- _Text_:
★ ★ ★ ★

Cross-linking of synaptic vesicle proteins. Effect of ATP.

Synaptic vesicles isolated from bovine brain were subjected to cross-linking with the bifunctional amino group reagent dimethyl adipimidate. The resulting proteins were analyzed by SDS-polyacrylamide gel electrophoresis. The reagent (10 mM) caused partial or complete disappearance from the SDS gel of most of the major polypeptides of the vesicles and the formation of new polymeric species with molecular weights greater than 500000. Using lower concentrations of the adipimidate (2-5 mM) a more selective cross-linking occurred, with the disappearance of a group of protein bands having apparent molecular weight values of 60000-68000, 40000-41000 and 25000-30000. The extent of cross-linking was independent of vesicle concentration in the range 0.3-3.0 mg protein per ml. Addition of ATP or AMP to the cross-linking reaction mixture resulted in a marked reduction in cross-linking of all of the major vesicle polypeptides (apparent molecular weight values 160000, 77000, 55000, 42000, 32000, 28000 and 26000). Several proteins were less affected by ATP or AMP; these were mostly the same vesicle proteins as those which had become cross-linked with low concentrations (2 mM) of dimethyl adipimidate. The ATP effect was markedly reduced if the vesicles were pretreated prior to the cross-linking reaction with alkaline buffer (pH 8.5) in either the presence or the absence of ATP. In the presence of 32P-labeled ATP, several of the vesicle protein bands became phosphorylated, but the extent of their cross-linking did not depend upon the state of phosphorylation of the major phoshorylated proteins. The results are consistent with the presence of aggregated protein complexes and of stabilized arrays of the major proteins within the vesicle membrane.

★ ★ ★ ★

- _Work instructions_:
From the synaptic vesicle cross-linking text above, list every apparent molecular weight value given for the major vesicle polypeptides whose cross-linking was markedly reduced by adding ATP or AMP.

★ ★ ★ ★

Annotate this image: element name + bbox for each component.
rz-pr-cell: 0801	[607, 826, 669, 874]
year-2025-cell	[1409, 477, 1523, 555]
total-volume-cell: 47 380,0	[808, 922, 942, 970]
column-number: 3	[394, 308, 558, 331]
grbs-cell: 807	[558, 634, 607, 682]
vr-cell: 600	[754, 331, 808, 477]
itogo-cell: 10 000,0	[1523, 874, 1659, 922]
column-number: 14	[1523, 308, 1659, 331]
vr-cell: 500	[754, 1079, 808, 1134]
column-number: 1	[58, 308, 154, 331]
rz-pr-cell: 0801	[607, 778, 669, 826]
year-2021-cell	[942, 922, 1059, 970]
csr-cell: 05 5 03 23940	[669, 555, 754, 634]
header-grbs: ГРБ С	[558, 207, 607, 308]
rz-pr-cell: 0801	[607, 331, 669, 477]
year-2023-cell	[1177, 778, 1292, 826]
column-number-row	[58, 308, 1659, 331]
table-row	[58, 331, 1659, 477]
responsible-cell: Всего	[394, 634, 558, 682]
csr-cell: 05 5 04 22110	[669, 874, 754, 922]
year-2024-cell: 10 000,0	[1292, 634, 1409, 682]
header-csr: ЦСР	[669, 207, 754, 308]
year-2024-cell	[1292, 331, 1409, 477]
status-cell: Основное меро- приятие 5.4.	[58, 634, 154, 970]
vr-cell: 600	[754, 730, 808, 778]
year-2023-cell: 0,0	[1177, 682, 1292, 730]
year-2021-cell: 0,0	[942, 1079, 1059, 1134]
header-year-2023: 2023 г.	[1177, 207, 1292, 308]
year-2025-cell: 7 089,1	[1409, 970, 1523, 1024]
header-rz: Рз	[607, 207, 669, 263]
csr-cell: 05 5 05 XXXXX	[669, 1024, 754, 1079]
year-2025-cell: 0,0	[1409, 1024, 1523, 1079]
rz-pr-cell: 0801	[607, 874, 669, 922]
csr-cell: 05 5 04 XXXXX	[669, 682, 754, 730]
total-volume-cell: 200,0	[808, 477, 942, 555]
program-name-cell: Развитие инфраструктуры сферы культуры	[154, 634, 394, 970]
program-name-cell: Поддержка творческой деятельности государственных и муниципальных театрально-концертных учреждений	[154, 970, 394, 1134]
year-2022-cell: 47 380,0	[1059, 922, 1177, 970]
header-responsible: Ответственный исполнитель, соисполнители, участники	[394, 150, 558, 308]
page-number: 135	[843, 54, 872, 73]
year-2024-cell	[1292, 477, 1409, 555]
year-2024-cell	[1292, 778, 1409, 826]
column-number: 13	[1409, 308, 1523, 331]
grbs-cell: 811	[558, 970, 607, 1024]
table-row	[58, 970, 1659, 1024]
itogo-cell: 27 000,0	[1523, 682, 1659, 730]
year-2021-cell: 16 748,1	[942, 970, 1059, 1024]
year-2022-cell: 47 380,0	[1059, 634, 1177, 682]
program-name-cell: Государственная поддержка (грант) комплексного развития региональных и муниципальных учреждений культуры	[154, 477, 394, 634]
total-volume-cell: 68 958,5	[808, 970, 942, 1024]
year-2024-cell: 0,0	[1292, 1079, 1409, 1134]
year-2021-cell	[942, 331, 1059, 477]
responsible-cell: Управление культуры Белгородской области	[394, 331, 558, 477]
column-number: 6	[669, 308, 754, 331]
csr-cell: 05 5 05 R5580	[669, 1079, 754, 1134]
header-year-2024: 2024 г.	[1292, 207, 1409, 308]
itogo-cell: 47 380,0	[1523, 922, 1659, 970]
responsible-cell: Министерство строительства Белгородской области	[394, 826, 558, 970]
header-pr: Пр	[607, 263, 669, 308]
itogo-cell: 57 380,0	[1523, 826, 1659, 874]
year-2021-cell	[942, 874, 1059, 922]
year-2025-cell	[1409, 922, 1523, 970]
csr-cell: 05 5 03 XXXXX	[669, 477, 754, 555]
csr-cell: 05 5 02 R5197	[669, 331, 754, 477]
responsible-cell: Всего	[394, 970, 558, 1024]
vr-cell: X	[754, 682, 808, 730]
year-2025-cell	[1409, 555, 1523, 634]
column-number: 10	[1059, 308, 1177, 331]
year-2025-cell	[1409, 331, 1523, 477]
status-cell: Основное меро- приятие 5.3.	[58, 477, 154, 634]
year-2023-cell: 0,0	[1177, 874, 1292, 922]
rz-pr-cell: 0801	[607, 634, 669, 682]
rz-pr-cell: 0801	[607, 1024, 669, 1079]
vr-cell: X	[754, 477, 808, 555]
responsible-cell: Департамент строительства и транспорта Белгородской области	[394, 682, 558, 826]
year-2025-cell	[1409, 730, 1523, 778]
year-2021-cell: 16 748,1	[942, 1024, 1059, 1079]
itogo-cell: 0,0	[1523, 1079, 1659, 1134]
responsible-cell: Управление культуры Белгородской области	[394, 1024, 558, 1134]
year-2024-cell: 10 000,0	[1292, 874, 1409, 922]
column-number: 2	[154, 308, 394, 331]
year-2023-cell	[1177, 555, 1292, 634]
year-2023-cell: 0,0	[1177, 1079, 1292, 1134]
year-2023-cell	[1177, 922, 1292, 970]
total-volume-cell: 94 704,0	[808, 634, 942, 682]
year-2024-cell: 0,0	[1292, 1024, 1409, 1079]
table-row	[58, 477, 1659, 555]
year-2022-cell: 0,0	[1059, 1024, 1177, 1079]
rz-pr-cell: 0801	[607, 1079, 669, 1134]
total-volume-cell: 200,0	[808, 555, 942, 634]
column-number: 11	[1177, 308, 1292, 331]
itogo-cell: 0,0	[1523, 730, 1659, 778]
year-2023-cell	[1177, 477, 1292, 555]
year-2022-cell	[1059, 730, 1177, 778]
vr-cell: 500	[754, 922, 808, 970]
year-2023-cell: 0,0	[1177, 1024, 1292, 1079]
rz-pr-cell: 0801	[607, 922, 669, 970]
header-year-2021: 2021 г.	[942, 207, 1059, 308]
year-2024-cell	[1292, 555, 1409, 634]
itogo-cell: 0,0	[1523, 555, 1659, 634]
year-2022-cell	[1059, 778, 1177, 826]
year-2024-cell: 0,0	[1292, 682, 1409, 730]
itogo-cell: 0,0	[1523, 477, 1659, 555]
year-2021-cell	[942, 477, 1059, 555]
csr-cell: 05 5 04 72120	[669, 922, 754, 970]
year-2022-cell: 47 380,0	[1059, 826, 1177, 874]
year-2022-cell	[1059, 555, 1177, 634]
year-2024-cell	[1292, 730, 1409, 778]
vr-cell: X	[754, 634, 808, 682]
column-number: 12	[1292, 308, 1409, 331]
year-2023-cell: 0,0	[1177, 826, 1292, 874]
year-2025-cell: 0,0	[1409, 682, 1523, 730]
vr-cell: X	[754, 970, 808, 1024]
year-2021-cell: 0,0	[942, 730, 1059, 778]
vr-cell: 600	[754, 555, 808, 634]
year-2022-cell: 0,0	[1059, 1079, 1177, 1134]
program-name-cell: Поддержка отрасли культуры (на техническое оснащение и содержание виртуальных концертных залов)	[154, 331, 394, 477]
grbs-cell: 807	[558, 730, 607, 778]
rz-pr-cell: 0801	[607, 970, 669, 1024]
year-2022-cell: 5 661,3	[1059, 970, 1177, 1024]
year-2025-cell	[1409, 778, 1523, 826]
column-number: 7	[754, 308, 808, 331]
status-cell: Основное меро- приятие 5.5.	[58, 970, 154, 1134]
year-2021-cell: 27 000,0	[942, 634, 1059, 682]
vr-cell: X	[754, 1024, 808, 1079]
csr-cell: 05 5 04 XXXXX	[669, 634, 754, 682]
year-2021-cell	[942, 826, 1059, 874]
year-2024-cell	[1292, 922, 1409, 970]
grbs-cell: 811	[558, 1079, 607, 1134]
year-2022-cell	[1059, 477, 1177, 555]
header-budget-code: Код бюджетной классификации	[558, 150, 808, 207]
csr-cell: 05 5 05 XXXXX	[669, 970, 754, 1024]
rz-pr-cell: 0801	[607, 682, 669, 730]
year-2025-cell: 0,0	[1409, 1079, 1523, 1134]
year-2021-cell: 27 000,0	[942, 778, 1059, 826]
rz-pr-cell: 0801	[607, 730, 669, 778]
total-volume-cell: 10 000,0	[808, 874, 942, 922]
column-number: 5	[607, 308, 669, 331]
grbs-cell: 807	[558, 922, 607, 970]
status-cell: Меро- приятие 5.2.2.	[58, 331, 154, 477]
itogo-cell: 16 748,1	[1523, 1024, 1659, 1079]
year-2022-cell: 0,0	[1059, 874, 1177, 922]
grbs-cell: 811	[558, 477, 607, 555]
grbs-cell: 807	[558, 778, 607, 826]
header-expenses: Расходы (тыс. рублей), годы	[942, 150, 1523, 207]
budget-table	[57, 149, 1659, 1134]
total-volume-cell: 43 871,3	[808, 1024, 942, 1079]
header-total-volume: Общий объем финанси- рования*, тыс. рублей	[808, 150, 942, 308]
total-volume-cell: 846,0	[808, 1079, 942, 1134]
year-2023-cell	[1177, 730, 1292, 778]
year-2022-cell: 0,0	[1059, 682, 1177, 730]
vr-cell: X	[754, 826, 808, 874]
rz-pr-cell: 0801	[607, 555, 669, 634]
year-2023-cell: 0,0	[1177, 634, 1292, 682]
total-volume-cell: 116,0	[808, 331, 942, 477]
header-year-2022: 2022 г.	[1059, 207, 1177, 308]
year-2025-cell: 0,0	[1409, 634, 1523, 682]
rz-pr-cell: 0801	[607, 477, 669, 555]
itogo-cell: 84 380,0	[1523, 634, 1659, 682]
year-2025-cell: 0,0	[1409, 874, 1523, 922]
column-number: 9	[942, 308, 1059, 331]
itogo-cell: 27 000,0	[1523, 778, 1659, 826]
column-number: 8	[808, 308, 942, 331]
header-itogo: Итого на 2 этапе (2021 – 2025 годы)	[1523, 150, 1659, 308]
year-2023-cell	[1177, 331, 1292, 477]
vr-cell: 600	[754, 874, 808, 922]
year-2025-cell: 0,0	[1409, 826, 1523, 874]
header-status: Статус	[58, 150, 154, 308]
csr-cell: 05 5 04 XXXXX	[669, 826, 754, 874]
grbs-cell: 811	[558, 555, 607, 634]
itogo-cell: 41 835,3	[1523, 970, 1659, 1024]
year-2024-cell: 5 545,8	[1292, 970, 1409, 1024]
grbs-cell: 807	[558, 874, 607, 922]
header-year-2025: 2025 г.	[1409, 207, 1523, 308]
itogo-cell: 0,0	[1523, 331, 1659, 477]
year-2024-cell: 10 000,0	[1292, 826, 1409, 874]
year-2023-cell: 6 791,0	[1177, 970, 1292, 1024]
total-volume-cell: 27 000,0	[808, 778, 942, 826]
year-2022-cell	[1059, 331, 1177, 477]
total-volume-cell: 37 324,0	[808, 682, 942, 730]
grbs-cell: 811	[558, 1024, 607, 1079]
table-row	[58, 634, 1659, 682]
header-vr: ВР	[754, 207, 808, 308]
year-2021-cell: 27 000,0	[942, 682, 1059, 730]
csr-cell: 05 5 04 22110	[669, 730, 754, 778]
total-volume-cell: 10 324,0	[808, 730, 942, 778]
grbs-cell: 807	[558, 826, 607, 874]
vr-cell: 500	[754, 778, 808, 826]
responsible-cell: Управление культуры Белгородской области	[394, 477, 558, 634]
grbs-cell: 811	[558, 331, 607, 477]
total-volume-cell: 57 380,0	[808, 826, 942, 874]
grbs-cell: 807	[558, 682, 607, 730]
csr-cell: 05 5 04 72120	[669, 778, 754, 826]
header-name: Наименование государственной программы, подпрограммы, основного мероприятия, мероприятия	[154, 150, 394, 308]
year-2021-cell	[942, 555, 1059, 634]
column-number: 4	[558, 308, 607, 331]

★ ★ ★ ★

- _Answer box_:
160000, 77000, 55000, 42000, 32000, 28000 and 26000